Copy out all lines with the word "robe" in them.

# Listed records:
--------------------

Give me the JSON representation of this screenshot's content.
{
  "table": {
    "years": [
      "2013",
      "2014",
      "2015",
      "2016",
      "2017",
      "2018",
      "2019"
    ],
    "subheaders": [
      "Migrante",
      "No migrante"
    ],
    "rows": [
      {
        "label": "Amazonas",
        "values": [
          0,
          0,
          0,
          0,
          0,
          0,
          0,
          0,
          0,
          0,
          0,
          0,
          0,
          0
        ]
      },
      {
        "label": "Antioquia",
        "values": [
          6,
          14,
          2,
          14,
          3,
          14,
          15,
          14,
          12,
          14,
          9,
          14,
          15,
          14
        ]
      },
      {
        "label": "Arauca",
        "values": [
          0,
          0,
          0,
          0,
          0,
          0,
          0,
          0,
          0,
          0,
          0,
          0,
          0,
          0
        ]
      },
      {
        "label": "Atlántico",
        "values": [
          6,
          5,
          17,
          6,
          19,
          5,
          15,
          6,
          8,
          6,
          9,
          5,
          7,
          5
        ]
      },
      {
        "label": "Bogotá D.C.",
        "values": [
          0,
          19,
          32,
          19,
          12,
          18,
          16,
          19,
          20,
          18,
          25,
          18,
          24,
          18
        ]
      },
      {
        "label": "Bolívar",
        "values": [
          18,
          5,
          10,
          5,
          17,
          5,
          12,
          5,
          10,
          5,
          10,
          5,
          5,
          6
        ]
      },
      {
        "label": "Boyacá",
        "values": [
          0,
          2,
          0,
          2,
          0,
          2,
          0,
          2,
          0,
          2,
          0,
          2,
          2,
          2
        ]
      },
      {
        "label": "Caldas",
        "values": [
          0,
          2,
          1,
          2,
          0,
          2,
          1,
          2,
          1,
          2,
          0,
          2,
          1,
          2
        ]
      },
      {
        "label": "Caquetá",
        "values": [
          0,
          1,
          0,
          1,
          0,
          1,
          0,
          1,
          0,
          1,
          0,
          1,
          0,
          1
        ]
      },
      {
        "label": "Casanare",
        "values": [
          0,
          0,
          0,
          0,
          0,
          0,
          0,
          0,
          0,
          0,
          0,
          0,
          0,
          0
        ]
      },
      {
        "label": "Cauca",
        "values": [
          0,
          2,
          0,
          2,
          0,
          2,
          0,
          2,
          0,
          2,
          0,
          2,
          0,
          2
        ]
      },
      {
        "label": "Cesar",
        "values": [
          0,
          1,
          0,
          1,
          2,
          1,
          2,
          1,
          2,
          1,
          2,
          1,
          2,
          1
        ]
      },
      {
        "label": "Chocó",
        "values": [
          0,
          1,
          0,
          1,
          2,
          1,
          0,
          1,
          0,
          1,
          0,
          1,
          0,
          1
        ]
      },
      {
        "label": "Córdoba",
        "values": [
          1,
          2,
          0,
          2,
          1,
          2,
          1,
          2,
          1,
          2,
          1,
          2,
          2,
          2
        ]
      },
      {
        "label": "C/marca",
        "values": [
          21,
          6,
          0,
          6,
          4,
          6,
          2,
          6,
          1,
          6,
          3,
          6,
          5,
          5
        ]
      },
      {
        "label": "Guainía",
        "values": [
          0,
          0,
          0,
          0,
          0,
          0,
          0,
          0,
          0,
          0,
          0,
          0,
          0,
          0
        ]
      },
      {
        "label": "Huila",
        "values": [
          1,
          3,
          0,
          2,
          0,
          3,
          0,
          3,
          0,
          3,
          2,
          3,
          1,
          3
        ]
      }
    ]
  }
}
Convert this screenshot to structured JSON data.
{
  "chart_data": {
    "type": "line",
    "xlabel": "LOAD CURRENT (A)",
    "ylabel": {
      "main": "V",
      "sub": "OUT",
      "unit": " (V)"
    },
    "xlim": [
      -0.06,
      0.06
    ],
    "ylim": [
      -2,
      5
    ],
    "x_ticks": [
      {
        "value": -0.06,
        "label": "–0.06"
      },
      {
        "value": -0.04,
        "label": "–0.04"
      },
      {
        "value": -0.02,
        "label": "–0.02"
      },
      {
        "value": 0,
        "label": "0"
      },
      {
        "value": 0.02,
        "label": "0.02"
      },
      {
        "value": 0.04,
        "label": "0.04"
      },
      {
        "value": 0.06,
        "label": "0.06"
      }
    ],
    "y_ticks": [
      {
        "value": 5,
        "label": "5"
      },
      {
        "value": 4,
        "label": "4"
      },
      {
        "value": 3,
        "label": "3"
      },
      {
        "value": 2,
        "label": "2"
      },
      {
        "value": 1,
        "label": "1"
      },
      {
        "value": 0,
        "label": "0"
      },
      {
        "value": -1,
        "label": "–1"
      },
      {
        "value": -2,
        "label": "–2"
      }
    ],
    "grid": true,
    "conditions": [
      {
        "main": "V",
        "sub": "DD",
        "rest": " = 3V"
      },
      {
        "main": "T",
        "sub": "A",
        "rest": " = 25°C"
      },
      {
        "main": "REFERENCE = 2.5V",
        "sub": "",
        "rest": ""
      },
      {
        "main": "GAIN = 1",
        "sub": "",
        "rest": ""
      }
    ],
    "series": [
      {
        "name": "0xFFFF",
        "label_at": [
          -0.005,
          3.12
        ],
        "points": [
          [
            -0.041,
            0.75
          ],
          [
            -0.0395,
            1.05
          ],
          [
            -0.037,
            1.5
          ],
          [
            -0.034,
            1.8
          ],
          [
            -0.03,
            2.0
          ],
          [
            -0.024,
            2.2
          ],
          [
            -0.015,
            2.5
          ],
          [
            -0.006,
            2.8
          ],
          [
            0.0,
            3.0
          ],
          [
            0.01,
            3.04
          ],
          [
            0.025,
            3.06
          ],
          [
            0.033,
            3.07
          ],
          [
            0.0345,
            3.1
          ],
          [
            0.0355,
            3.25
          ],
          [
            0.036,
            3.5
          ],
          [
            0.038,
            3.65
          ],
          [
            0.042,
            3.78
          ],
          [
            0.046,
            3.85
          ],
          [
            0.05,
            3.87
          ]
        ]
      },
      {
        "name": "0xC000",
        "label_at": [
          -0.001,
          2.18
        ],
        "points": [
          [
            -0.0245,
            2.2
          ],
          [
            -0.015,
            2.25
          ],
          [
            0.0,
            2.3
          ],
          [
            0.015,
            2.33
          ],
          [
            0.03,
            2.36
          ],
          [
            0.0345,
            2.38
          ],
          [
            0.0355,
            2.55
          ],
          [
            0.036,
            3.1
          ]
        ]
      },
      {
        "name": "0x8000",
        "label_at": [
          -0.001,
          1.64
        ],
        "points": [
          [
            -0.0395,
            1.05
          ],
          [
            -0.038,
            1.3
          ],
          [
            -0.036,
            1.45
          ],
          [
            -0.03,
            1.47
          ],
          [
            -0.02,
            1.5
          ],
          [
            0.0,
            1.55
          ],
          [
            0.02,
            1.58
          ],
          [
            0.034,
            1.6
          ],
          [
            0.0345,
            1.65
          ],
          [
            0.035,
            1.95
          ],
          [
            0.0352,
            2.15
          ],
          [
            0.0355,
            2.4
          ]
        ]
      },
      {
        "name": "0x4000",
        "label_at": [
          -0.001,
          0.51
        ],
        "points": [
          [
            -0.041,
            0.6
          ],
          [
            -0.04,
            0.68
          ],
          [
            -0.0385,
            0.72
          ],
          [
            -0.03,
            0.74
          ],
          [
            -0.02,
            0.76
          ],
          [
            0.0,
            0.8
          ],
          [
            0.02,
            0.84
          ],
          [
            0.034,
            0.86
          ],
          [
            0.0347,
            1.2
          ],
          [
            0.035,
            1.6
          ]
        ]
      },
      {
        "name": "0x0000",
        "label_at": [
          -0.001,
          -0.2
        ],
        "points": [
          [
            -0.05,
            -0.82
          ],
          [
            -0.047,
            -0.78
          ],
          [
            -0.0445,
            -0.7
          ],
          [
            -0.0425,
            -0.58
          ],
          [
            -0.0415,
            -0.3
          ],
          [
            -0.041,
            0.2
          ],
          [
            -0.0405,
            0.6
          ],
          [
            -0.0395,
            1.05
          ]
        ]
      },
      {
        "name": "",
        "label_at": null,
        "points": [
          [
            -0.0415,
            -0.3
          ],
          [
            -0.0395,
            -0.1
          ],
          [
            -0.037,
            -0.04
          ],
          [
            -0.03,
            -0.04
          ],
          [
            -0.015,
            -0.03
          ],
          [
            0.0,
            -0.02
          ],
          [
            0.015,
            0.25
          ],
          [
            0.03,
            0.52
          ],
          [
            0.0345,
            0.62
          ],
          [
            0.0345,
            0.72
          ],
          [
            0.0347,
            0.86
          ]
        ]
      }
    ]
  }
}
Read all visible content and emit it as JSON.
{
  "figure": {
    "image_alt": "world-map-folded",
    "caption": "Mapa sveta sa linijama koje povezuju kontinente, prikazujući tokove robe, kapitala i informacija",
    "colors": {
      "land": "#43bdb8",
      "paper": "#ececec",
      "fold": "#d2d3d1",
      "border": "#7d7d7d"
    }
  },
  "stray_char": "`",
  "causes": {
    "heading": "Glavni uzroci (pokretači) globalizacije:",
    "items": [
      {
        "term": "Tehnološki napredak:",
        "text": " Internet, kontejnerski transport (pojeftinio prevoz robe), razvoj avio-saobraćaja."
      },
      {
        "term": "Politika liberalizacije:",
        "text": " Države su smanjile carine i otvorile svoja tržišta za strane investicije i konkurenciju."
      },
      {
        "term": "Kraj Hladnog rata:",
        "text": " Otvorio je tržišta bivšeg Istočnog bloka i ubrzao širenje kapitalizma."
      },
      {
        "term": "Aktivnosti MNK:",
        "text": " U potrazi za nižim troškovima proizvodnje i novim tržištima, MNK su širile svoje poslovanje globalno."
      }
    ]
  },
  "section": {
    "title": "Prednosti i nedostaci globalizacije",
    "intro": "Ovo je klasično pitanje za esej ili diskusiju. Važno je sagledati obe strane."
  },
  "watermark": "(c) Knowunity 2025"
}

--------------------

# Task solution:
    "caption": "Mapa sveta sa linijama koje povezuju kontinente, prikazujući tokove robe, kapitala i informacija",
        "text": " Internet, kontejnerski transport (pojeftinio prevoz robe), razvoj avio-saobraćaja."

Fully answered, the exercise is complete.